Material to process:

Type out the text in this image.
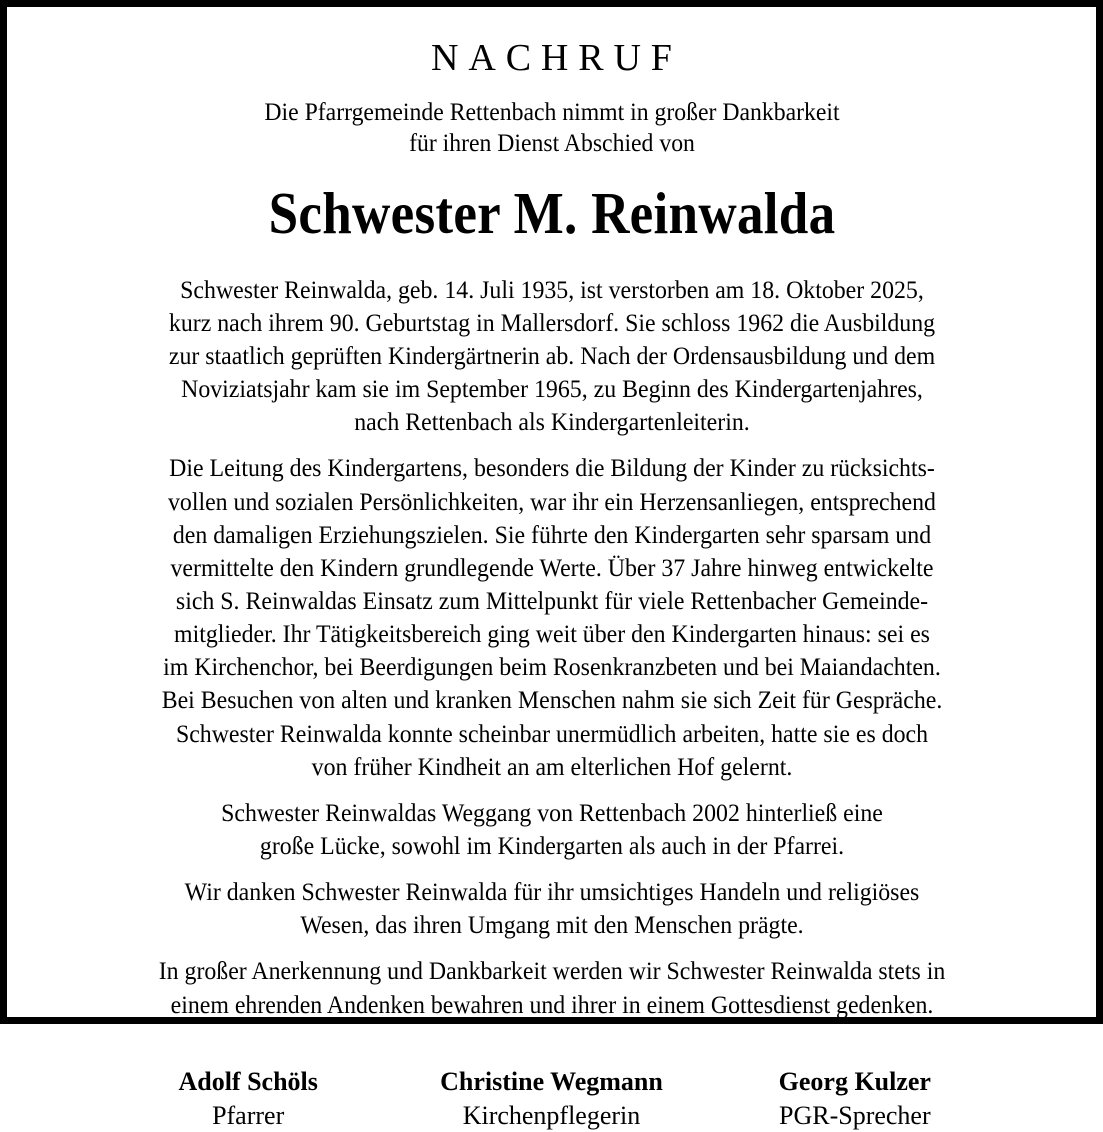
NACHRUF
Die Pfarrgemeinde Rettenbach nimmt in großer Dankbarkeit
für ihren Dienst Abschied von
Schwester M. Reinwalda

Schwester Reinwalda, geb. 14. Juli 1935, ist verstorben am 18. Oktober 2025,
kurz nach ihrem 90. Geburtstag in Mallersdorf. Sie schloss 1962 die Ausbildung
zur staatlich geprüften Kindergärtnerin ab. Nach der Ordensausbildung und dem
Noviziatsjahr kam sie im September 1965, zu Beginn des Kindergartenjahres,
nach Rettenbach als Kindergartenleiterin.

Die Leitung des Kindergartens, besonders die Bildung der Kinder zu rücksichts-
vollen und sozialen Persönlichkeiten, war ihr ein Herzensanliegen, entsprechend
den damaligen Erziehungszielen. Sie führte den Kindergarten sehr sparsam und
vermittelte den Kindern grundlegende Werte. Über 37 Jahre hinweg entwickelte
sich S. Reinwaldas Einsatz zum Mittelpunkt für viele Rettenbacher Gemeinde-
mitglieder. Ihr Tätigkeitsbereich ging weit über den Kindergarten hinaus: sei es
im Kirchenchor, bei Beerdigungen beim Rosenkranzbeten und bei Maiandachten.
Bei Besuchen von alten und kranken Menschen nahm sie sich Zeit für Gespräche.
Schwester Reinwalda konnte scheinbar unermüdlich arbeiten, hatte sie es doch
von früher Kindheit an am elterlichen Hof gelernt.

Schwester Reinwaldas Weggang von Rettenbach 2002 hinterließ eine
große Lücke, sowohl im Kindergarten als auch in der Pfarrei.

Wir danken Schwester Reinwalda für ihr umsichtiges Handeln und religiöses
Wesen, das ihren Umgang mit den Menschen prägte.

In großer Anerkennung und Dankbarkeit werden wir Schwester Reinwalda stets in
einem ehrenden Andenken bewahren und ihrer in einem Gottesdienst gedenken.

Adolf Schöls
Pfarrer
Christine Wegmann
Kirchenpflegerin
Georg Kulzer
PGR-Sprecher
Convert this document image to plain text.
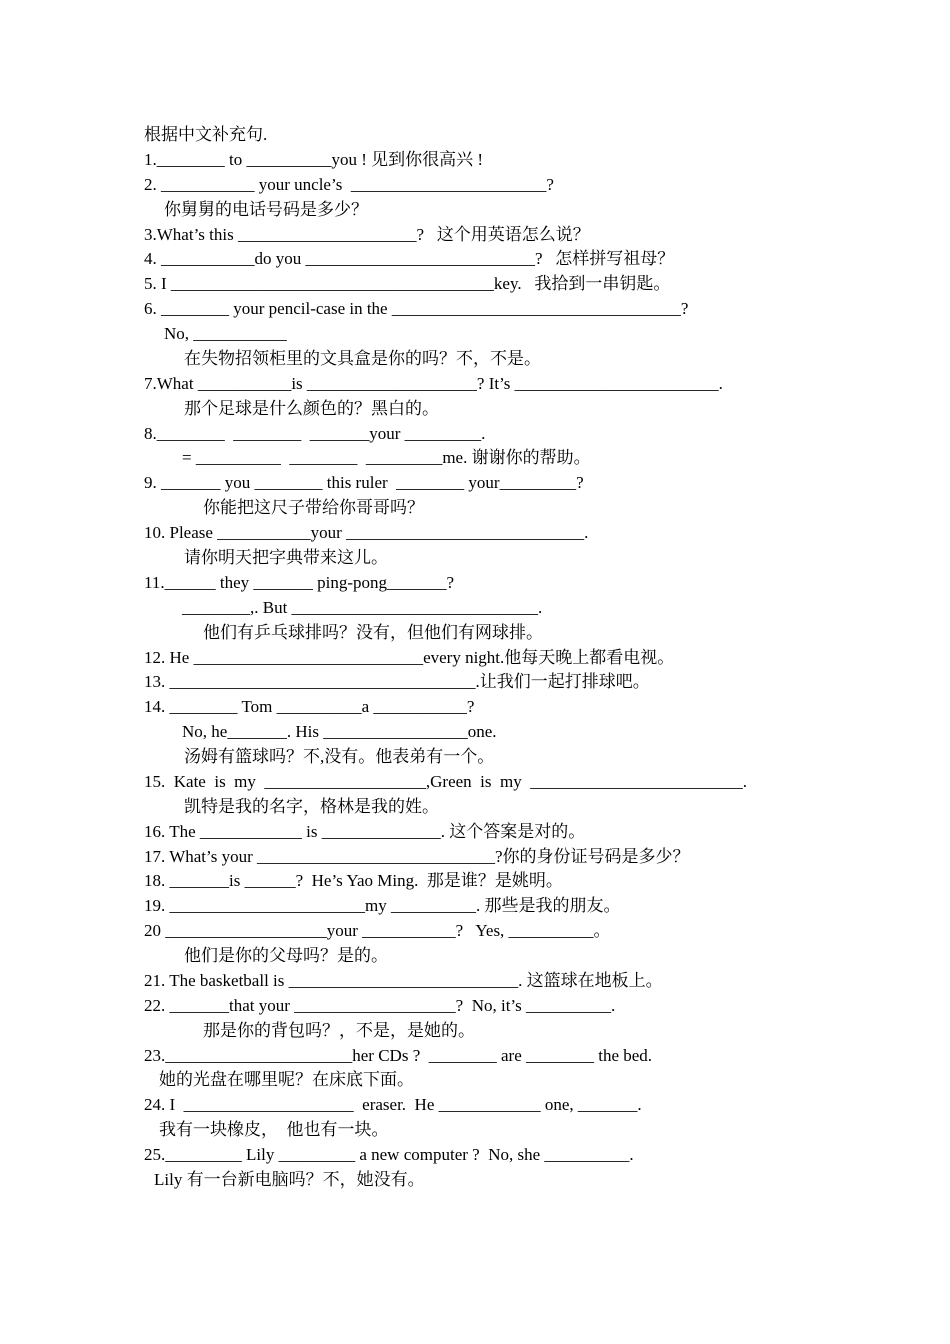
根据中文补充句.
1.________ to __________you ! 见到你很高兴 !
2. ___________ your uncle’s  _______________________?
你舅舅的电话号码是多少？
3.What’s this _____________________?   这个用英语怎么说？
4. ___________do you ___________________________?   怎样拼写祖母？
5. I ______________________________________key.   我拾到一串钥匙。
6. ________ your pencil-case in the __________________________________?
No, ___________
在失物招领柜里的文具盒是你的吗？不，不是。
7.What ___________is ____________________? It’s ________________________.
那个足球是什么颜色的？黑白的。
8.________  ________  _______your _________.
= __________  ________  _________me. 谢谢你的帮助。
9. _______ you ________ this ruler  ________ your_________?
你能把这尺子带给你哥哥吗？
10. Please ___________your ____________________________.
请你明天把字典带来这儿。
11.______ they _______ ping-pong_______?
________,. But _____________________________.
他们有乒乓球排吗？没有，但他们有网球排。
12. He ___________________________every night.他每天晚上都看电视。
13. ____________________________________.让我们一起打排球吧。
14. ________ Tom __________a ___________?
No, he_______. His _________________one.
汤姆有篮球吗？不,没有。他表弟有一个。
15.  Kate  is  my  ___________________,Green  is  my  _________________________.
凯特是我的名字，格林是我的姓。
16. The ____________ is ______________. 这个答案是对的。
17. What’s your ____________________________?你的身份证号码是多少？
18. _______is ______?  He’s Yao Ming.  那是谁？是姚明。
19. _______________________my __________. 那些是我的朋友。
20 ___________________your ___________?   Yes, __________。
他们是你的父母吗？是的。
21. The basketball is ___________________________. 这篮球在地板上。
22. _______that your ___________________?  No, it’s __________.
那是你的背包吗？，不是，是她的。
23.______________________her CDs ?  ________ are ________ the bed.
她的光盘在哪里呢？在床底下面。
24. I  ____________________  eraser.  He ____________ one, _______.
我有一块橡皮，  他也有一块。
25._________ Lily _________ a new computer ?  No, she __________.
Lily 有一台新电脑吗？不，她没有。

Stated task:
Omit the pictures and write out the lines above from the one with "Convert this document image to plain text." through the last, unchanged.

Worked solution:
Convert this document image to plain text.
根据中文补充句.
1.________ to __________you ! 见到你很高兴 !
2. ___________ your uncle’s  _______________________?
你舅舅的电话号码是多少？
3.What’s this _____________________?   这个用英语怎么说？
4. ___________do you ___________________________?   怎样拼写祖母？
5. I ______________________________________key.   我拾到一串钥匙。
6. ________ your pencil-case in the __________________________________?
No, ___________
在失物招领柜里的文具盒是你的吗？不，不是。
7.What ___________is ____________________? It’s ________________________.
那个足球是什么颜色的？黑白的。
8.________  ________  _______your _________.
= __________  ________  _________me. 谢谢你的帮助。
9. _______ you ________ this ruler  ________ your_________?
你能把这尺子带给你哥哥吗？
10. Please ___________your ____________________________.
请你明天把字典带来这儿。
11.______ they _______ ping-pong_______?
________,. But _____________________________.
他们有乒乓球排吗？没有，但他们有网球排。
12. He ___________________________every night.他每天晚上都看电视。
13. ____________________________________.让我们一起打排球吧。
14. ________ Tom __________a ___________?
No, he_______. His _________________one.
汤姆有篮球吗？不,没有。他表弟有一个。
15.  Kate  is  my  ___________________,Green  is  my  _________________________.
凯特是我的名字，格林是我的姓。
16. The ____________ is ______________. 这个答案是对的。
17. What’s your ____________________________?你的身份证号码是多少？
18. _______is ______?  He’s Yao Ming.  那是谁？是姚明。
19. _______________________my __________. 那些是我的朋友。
20 ___________________your ___________?   Yes, __________。
他们是你的父母吗？是的。
21. The basketball is ___________________________. 这篮球在地板上。
22. _______that your ___________________?  No, it’s __________.
那是你的背包吗？，不是，是她的。
23.______________________her CDs ?  ________ are ________ the bed.
她的光盘在哪里呢？在床底下面。
24. I  ____________________  eraser.  He ____________ one, _______.
我有一块橡皮，  他也有一块。
25._________ Lily _________ a new computer ?  No, she __________.
Lily 有一台新电脑吗？不，她没有。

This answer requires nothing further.